__List of tasks__:
[1] Could you copy out the whole passage on Iran's protests, word for word?
[2] In the rows, could you swap "effect-multiplier" for "effect-factor" in the lines from the one containing "effect-skill-name: 命令沉沦魔 xyxy=(73,514,146,530)" through the one containing "effect-value: 395 xyxy=(351,430,380,446)", change nothing else, and give back only those lines?

The Si-o-Se Pol bridge ("33 Arches bridge") over the Zayandeh Rud river in Isfahan, Iran, shown on April 11, 2018. Thanks to water extraction, the river runs dry by the time it reaches the city.
ATTA KENARE/AFP— Getty Images
December 8, 2022 11:23 AM EST

Iran’s government has spent this week trying to quell the protests that have rocked the country for the last three months. Officials put out several statements about unconfirmed plans to “review” the country’s hijab requirement for women and “disband” the morality police—two key factors in the Sept. 16 death of 22-year-old Mahsa Amini, which initially sparked the unrest.

So far, it hasn’t worked. On Monday, protesters launched a three-day general strike, designed to show that their uprising was never only about the restrictions placed on women. Iranians are also angry about poverty, economic dysfunction, corruption, a lack of freedom—a litany of government failings that mean many of the young people leading the rallies say they have “no future” as long as the Islamic regime remains in power.

__Records shown__:
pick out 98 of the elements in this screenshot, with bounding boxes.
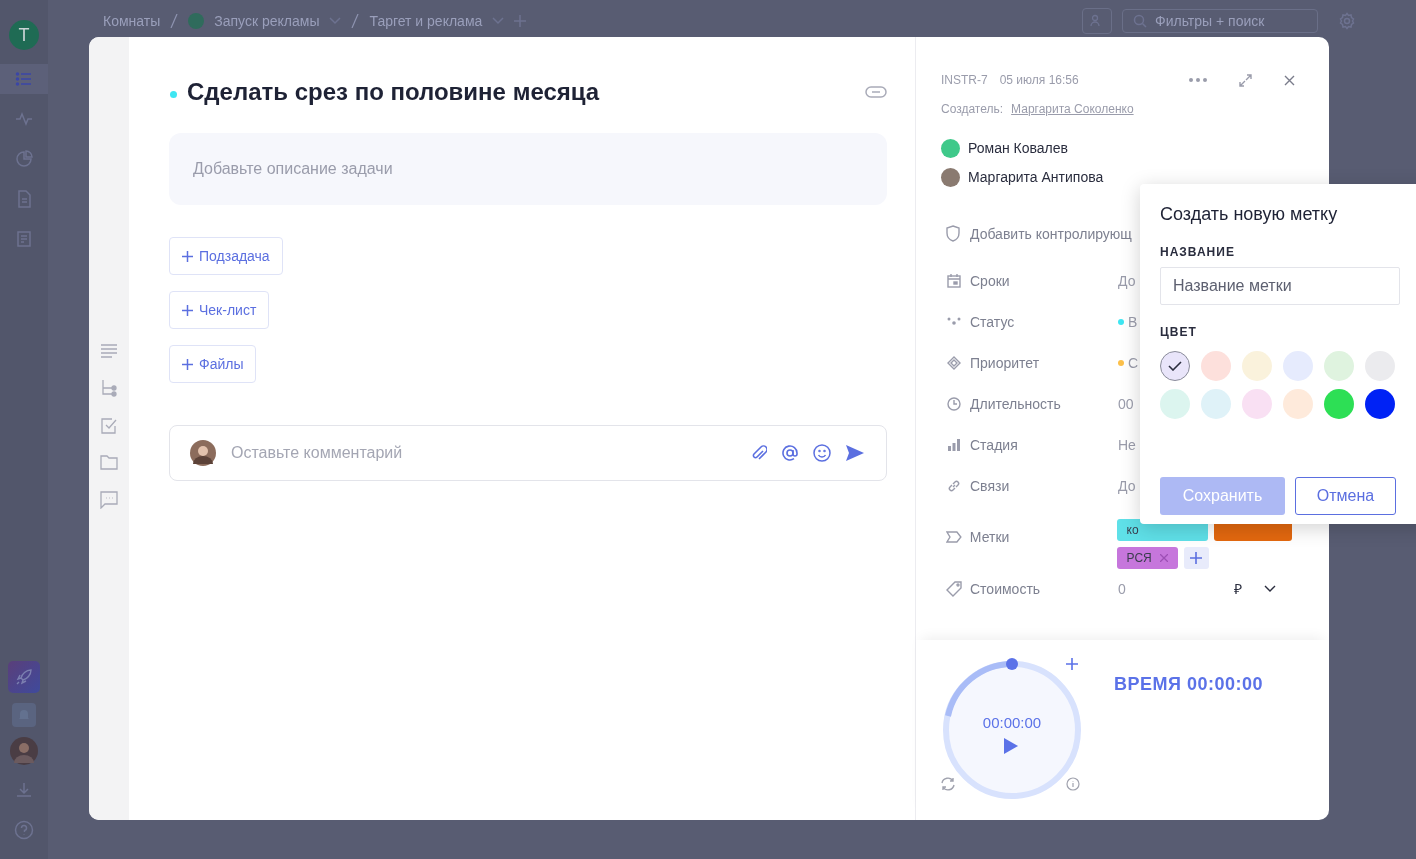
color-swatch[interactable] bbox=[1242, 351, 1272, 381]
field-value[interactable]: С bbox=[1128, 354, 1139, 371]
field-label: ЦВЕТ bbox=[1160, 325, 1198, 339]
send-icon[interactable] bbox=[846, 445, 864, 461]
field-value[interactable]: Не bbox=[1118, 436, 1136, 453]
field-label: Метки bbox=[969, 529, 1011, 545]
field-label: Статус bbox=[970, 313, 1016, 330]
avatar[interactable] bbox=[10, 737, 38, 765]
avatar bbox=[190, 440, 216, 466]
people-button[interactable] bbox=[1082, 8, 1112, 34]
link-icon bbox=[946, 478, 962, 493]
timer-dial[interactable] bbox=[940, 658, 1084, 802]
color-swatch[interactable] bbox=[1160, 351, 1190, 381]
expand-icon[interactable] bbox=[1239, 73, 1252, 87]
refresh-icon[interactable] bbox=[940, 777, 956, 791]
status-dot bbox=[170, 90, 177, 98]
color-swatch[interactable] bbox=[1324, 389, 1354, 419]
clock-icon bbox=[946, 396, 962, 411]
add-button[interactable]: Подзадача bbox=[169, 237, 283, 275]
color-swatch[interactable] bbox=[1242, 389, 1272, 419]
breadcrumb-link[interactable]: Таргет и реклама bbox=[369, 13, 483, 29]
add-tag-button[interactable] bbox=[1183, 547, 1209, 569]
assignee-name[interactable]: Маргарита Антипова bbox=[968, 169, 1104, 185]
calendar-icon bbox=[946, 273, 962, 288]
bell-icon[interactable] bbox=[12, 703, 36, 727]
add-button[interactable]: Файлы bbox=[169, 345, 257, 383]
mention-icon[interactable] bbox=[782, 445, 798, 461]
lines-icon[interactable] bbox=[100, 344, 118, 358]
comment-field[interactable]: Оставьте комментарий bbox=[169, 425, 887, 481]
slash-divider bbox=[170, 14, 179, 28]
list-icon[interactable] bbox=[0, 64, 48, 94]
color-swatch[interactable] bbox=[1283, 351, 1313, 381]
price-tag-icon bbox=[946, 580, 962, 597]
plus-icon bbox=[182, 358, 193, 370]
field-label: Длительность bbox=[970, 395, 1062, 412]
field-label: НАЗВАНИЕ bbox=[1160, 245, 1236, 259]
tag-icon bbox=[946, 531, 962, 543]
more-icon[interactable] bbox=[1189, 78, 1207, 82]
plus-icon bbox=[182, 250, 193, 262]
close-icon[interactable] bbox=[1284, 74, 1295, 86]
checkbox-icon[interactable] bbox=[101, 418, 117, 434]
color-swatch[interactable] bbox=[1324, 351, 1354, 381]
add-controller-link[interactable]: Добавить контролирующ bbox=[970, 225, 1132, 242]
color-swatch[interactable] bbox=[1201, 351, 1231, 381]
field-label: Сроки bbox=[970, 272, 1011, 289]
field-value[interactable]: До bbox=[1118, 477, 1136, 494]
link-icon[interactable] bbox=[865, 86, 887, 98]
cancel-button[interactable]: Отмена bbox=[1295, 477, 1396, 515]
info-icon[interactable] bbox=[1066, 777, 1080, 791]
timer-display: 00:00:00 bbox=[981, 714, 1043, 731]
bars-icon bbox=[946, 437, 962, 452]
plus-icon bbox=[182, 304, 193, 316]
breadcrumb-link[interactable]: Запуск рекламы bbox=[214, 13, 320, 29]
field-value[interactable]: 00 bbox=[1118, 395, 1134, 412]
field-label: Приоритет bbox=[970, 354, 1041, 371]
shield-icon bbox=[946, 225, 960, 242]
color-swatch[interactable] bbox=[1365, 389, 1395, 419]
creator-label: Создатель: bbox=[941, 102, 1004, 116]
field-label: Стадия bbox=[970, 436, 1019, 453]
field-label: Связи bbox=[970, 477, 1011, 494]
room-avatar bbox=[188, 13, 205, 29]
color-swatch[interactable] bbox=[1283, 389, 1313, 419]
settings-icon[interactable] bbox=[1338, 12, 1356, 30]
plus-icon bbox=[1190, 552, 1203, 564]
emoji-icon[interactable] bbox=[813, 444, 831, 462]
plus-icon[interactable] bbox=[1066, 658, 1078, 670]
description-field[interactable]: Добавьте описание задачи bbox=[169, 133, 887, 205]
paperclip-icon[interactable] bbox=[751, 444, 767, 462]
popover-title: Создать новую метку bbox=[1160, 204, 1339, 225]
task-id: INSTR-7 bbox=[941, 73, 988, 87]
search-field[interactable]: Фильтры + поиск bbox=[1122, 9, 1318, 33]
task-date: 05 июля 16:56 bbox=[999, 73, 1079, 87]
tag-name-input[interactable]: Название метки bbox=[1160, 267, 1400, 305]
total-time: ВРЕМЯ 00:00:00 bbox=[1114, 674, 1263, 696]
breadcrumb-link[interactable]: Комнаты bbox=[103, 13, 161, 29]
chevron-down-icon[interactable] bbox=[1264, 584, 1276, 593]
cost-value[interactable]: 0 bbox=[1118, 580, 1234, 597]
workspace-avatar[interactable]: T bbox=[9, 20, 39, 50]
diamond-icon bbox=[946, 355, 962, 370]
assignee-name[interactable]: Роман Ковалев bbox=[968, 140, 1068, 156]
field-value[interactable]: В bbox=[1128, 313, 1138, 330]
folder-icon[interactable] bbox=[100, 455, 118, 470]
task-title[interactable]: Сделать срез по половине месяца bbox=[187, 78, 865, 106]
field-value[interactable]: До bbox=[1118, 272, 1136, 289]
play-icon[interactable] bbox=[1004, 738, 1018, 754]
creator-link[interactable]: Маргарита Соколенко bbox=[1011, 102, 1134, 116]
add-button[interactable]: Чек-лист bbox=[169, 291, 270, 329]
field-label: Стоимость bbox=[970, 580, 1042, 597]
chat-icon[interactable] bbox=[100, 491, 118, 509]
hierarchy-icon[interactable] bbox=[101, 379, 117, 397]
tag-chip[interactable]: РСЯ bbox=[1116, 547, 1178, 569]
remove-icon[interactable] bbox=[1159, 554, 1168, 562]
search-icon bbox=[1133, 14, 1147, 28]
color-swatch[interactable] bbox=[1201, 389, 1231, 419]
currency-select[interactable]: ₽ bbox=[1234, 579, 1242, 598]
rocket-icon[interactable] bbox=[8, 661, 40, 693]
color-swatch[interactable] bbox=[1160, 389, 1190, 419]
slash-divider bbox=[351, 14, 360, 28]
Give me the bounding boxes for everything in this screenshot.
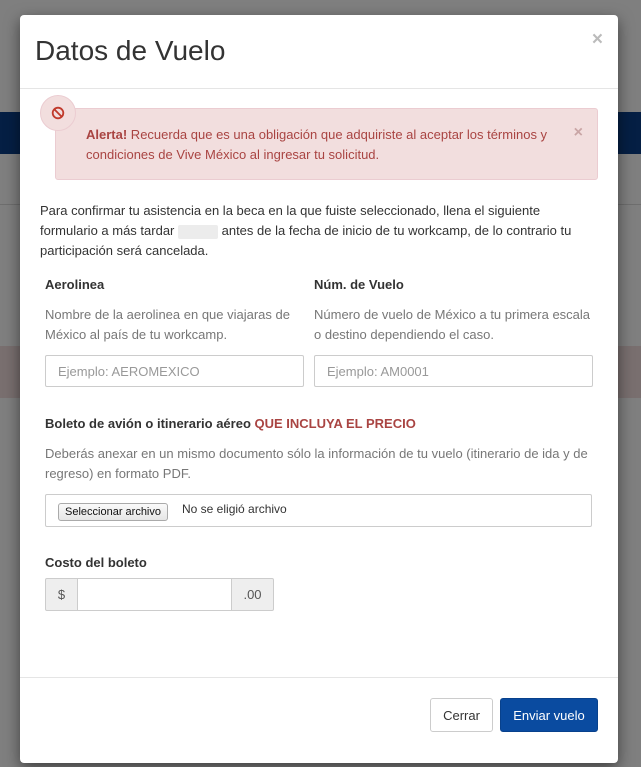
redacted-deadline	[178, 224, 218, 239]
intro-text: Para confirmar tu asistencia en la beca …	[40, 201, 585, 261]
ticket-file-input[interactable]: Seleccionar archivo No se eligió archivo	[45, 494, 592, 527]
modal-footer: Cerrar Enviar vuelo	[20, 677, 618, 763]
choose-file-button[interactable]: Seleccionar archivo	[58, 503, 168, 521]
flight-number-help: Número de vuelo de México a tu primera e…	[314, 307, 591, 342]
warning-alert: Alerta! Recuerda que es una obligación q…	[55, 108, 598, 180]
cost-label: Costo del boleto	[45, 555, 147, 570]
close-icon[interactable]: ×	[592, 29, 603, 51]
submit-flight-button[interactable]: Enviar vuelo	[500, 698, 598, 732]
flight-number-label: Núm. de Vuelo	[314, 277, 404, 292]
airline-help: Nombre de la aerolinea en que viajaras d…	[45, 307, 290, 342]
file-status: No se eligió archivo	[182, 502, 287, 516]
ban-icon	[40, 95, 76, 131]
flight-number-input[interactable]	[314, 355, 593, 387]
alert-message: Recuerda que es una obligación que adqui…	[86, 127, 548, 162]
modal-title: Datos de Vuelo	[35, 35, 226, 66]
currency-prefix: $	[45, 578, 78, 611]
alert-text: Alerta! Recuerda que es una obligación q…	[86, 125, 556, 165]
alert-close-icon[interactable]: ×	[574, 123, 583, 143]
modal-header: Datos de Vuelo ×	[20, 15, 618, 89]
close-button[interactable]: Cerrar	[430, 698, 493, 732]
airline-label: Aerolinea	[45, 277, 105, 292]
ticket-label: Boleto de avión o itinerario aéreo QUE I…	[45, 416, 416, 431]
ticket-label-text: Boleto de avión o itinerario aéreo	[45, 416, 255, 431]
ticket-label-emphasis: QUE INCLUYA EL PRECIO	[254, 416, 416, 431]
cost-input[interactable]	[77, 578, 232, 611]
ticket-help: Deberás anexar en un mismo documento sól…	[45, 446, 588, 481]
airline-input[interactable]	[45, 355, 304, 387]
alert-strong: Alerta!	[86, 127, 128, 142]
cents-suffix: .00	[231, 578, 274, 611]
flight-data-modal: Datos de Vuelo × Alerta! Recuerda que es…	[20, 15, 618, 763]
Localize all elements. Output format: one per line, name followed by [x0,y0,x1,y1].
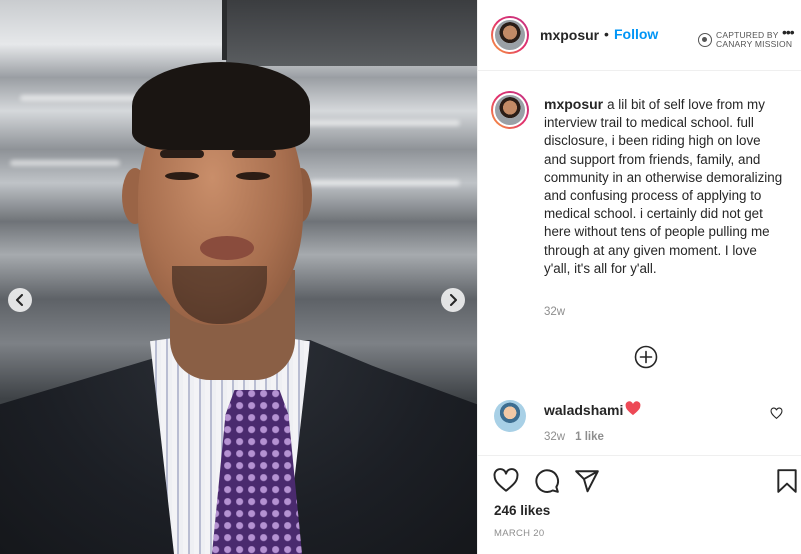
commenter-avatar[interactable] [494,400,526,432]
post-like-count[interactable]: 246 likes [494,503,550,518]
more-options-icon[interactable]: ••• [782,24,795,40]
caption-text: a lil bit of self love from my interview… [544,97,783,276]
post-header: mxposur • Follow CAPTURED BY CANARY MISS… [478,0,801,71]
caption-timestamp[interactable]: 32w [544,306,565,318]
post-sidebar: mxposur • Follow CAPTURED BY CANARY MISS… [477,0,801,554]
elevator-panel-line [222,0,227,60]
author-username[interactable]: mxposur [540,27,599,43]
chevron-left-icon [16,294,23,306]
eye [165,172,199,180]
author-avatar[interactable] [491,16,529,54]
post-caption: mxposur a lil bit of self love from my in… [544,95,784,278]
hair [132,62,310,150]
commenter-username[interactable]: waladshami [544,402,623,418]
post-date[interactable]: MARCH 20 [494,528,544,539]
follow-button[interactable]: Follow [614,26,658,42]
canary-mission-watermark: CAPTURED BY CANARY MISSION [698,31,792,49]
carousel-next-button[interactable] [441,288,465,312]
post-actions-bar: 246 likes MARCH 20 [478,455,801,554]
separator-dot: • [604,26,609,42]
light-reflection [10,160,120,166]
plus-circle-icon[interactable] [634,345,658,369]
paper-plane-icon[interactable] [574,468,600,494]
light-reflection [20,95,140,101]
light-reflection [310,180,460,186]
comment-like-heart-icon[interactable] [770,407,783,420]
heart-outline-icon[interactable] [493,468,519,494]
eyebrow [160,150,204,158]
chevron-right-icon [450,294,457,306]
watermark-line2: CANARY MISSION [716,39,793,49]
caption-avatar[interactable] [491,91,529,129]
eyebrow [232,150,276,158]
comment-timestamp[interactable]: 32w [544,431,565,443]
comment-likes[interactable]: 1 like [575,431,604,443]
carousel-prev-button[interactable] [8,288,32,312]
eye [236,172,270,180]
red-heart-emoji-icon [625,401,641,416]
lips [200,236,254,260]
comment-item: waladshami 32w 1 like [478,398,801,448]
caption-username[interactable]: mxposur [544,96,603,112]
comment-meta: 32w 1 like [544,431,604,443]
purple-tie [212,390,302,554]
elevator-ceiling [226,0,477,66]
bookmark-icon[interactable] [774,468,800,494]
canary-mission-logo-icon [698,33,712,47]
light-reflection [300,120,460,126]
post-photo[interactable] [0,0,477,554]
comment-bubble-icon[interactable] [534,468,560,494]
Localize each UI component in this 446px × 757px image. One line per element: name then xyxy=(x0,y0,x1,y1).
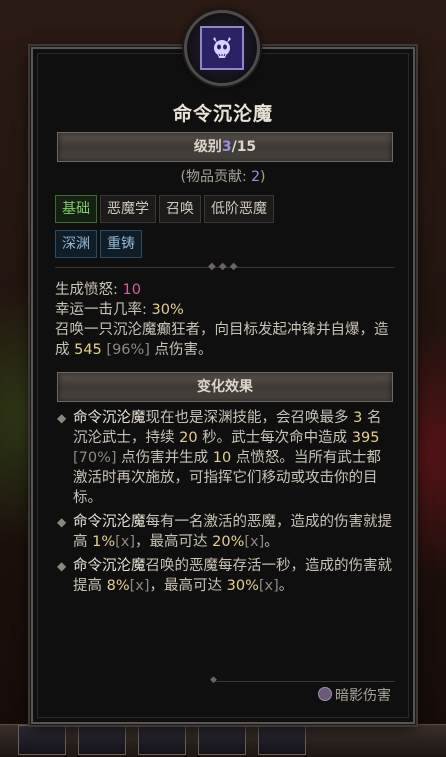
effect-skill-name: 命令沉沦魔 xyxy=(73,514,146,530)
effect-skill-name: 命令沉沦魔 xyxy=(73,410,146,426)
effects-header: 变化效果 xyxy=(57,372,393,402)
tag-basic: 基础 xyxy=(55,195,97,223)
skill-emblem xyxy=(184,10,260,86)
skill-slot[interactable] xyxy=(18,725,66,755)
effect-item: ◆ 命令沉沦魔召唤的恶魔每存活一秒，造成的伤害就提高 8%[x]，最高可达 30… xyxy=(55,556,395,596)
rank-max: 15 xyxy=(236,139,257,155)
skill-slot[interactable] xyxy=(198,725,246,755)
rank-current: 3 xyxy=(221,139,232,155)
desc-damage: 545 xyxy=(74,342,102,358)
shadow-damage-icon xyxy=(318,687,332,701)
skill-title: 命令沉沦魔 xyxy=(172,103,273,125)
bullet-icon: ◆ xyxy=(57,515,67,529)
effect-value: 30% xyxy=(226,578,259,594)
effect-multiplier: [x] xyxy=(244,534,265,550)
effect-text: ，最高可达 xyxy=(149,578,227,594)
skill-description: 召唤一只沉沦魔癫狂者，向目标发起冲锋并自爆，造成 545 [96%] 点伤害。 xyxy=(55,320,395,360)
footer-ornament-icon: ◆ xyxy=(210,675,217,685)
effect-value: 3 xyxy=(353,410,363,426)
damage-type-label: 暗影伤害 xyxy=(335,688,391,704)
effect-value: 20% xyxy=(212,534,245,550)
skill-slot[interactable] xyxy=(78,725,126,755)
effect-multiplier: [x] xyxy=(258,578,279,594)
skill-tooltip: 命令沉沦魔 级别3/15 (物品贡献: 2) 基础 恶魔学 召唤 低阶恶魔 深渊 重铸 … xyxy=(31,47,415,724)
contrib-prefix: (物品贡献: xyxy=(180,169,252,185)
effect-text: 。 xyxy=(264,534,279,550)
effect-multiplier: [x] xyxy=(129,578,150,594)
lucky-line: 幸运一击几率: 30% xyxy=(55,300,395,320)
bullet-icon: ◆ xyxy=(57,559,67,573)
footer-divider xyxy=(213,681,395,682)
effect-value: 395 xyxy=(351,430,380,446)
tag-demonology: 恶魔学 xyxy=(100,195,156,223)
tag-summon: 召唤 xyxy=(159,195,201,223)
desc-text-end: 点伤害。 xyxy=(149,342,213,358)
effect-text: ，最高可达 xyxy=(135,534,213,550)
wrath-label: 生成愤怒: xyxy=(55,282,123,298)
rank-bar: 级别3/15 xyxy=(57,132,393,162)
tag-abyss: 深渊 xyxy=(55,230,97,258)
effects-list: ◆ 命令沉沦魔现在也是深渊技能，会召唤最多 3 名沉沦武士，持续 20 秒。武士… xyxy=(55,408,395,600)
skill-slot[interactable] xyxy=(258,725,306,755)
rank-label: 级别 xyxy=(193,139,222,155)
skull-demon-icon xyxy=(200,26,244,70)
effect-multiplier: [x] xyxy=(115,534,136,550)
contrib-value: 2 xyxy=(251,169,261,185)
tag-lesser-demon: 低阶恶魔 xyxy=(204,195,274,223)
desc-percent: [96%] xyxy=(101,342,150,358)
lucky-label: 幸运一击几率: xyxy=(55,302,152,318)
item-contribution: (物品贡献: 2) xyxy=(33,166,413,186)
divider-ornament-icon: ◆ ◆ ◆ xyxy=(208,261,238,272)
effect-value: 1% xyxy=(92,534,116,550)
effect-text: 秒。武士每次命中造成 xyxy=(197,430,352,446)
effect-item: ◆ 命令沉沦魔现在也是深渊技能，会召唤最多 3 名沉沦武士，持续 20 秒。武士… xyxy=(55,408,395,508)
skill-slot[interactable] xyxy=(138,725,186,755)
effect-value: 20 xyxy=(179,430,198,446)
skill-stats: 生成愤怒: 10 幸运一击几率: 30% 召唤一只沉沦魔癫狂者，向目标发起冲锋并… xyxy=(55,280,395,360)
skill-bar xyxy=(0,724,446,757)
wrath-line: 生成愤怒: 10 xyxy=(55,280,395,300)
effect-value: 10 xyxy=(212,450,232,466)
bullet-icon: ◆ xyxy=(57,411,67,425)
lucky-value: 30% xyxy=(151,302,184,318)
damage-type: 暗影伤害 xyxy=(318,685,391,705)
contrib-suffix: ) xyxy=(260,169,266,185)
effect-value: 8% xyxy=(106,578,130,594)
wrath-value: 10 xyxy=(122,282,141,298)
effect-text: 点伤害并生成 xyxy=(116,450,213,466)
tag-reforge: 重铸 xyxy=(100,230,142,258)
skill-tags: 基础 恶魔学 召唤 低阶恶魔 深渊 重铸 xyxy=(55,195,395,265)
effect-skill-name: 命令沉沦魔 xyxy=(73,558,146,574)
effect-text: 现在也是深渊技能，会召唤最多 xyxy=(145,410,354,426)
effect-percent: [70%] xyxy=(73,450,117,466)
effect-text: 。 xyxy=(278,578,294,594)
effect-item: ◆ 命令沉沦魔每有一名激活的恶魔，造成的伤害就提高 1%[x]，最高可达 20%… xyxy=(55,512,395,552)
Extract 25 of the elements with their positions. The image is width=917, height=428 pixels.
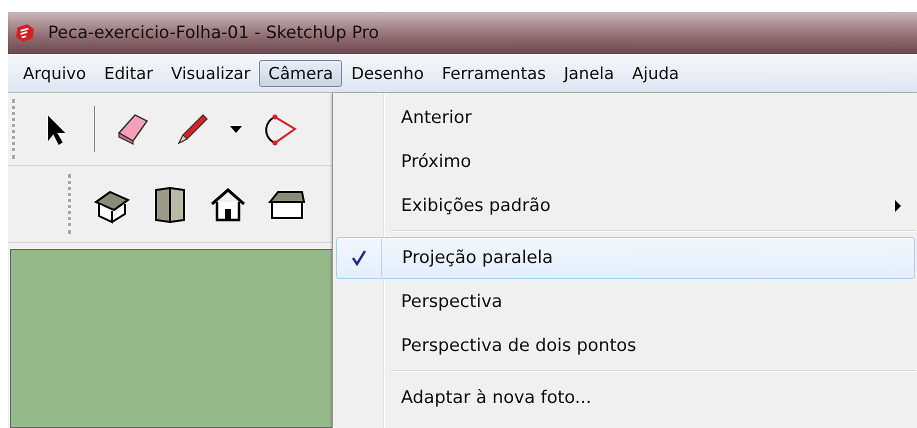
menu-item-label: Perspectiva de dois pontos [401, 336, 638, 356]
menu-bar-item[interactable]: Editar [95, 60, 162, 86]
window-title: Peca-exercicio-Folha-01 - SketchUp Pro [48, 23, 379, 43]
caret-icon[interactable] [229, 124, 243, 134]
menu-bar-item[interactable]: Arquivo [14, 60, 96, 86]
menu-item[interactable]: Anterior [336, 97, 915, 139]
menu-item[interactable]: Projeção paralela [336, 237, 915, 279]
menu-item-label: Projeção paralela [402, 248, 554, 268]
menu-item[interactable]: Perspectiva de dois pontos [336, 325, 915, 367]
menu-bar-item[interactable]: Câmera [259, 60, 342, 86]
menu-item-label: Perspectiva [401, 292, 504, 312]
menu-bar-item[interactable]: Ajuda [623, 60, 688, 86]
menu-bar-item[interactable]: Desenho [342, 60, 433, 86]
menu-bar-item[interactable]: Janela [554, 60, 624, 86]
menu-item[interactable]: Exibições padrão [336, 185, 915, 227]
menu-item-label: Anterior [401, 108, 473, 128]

__Expected results__:
[1]
The Si-o-Se Pol bridge ("33 Arches bridge") over the Zayandeh Rud river in Isfahan, Iran, shown on April 11, 2018. Thanks to water extraction, the river runs dry by the time it reaches the city.
ATTA KENARE/AFP— Getty Images
December 8, 2022 11:23 AM EST

Iran’s government has spent this week trying to quell the protests that have rocked the country for the last three months. Officials put out several statements about unconfirmed plans to “review” the country’s hijab requirement for women and “disband” the morality police—two key factors in the Sept. 16 death of 22-year-old Mahsa Amini, which initially sparked the unrest.

So far, it hasn’t worked. On Monday, protesters launched a three-day general strike, designed to show that their uprising was never only about the restrictions placed on women. Iranians are also angry about poverty, economic dysfunction, corruption, a lack of freedom—a litany of government failings that mean many of the young people leading the rallies say they have “no future” as long as the Islamic regime remains in power.

[2]
effect-skill-name: 命令沉沦魔 xyxy=(73,514,146,530)
effect-skill-name: 命令沉沦魔 xyxy=(73,410,146,426)
effects-header: 变化效果 xyxy=(57,372,393,402)
tag-basic: 基础 xyxy=(55,195,97,223)
skill-emblem xyxy=(184,10,260,86)
skill-slot[interactable] xyxy=(18,725,66,755)
effect-item: ◆ 命令沉沦魔召唤的恶魔每存活一秒，造成的伤害就提高 8%[x]，最高可达 30… xyxy=(55,556,395,596)
rank-max: 15 xyxy=(236,139,257,155)
skill-slot[interactable] xyxy=(198,725,246,755)
rank-current: 3 xyxy=(221,139,232,155)
desc-damage: 545 xyxy=(74,342,102,358)
shadow-damage-icon xyxy=(318,687,332,701)
skill-title: 命令沉沦魔 xyxy=(172,103,273,125)
bullet-icon: ◆ xyxy=(57,515,67,529)
effect-value: 30% xyxy=(226,578,259,594)
effect-factor: [x] xyxy=(244,534,265,550)
effect-text: ，最高可达 xyxy=(149,578,227,594)
skill-description: 召唤一只沉沦魔癫狂者，向目标发起冲锋并自爆，造成 545 [96%] 点伤害。 xyxy=(55,320,395,360)
footer-ornament-icon: ◆ xyxy=(210,675,217,685)
effect-value: 3 xyxy=(353,410,363,426)
damage-type-label: 暗影伤害 xyxy=(335,688,391,704)
effect-value: 20% xyxy=(212,534,245,550)
skill-slot[interactable] xyxy=(78,725,126,755)
effect-factor: [x] xyxy=(258,578,279,594)
skill-tooltip: 命令沉沦魔 级别3/15 (物品贡献: 2) 基础 恶魔学 召唤 低阶恶魔 深渊 重铸 … xyxy=(31,47,415,724)
contrib-prefix: (物品贡献: xyxy=(180,169,252,185)
effect-text: 。 xyxy=(264,534,279,550)
effect-factor: [x] xyxy=(129,578,150,594)
lucky-line: 幸运一击几率: 30% xyxy=(55,300,395,320)
bullet-icon: ◆ xyxy=(57,559,67,573)
footer-divider xyxy=(213,681,395,682)
effect-value: 395 xyxy=(351,430,380,446)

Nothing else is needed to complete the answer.